◆ **Request**:
Copy everything from the first line down to the line containing "table-cell: 0.219 — [292, 356, 388, 390]", including both.

◆ **Annotated element entries**:
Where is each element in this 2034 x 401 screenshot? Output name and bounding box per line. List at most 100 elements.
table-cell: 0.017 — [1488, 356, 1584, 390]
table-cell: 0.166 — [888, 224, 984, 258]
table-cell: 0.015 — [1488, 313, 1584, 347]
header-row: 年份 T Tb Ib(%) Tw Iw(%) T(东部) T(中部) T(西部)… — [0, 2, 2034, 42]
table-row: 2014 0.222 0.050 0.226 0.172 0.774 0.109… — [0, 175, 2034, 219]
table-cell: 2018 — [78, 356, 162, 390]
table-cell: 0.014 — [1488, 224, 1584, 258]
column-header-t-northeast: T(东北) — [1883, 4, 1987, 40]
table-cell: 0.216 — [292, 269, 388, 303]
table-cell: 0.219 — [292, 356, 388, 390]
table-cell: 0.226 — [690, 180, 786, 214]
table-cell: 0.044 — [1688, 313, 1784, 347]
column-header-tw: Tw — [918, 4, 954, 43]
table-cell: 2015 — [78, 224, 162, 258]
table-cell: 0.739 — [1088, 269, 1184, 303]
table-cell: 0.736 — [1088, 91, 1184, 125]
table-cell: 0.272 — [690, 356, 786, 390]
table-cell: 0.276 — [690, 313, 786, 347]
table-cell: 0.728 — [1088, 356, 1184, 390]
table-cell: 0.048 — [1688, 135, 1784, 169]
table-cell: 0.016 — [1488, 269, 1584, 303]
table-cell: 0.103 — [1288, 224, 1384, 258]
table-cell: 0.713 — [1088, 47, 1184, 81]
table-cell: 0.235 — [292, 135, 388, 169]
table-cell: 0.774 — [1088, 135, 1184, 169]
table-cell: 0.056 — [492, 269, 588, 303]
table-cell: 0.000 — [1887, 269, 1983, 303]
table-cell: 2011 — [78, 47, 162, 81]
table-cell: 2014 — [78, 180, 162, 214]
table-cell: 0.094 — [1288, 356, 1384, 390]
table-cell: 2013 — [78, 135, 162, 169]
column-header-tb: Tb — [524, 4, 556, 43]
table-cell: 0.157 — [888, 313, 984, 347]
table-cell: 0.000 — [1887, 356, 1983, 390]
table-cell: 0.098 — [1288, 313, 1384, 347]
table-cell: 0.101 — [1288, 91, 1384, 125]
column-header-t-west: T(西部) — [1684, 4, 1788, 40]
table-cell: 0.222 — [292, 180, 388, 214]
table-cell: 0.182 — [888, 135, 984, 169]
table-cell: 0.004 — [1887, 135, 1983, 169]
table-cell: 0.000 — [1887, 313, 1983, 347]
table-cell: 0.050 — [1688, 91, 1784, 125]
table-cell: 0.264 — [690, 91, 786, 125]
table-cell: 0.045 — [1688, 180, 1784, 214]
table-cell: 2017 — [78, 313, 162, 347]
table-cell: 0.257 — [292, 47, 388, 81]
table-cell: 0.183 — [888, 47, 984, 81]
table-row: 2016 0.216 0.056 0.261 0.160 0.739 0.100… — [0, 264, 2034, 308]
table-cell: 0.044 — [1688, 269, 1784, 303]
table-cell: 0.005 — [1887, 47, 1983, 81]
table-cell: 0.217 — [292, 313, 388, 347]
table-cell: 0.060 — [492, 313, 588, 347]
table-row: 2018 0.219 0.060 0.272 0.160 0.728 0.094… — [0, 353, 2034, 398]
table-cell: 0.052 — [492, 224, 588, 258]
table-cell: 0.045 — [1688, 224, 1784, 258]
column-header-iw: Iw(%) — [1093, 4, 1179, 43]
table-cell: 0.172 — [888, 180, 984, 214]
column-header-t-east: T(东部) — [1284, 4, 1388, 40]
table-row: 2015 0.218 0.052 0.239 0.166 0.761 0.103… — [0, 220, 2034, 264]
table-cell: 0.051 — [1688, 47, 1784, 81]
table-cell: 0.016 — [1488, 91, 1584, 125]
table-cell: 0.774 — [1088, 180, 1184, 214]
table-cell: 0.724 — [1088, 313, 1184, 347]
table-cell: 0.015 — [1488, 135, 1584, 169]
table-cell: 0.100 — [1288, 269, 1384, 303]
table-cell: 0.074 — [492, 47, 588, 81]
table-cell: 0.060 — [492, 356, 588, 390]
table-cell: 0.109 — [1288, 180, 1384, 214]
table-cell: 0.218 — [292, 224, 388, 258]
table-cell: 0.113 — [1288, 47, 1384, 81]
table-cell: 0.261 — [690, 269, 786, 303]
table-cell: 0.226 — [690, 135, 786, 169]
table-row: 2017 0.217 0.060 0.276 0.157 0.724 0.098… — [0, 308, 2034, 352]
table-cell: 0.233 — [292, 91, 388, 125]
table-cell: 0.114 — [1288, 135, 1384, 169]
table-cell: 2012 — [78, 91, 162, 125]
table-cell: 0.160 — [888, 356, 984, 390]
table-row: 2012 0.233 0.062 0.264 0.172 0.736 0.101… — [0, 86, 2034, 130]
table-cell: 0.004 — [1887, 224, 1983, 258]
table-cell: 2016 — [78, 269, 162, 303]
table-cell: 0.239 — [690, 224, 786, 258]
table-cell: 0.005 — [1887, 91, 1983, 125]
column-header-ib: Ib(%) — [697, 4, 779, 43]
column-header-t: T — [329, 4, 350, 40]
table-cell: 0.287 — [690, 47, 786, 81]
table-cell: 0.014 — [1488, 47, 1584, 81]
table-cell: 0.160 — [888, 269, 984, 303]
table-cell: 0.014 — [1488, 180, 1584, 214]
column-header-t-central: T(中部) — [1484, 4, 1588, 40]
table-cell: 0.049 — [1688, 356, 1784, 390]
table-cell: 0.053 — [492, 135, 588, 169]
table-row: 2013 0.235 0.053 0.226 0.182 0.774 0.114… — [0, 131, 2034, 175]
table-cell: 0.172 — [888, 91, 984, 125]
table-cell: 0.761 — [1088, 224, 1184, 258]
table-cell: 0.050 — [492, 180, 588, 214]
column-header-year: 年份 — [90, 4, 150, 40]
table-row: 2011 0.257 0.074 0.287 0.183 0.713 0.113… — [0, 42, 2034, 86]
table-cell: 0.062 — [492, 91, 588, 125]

◆ **Response to this exercise**:
Where is each element in this 2034 x 401 screenshot? Output name and bounding box per line. List at most 100 elements.
table-cell: 0.017 — [1488, 356, 1584, 390]
table-cell: 0.166 — [888, 224, 984, 258]
table-cell: 0.015 — [1488, 313, 1584, 347]
header-row: 年份 T Tb Ib(%) Tw Iw(%) T(东部) T(中部) T(西部)… — [0, 2, 2034, 42]
table-row: 2014 0.222 0.050 0.226 0.172 0.774 0.109… — [0, 175, 2034, 219]
table-cell: 2018 — [78, 356, 162, 390]
table-cell: 0.014 — [1488, 224, 1584, 258]
column-header-t-northeast: T(东北) — [1883, 4, 1987, 40]
table-cell: 0.216 — [292, 269, 388, 303]
table-cell: 0.219 — [292, 356, 388, 390]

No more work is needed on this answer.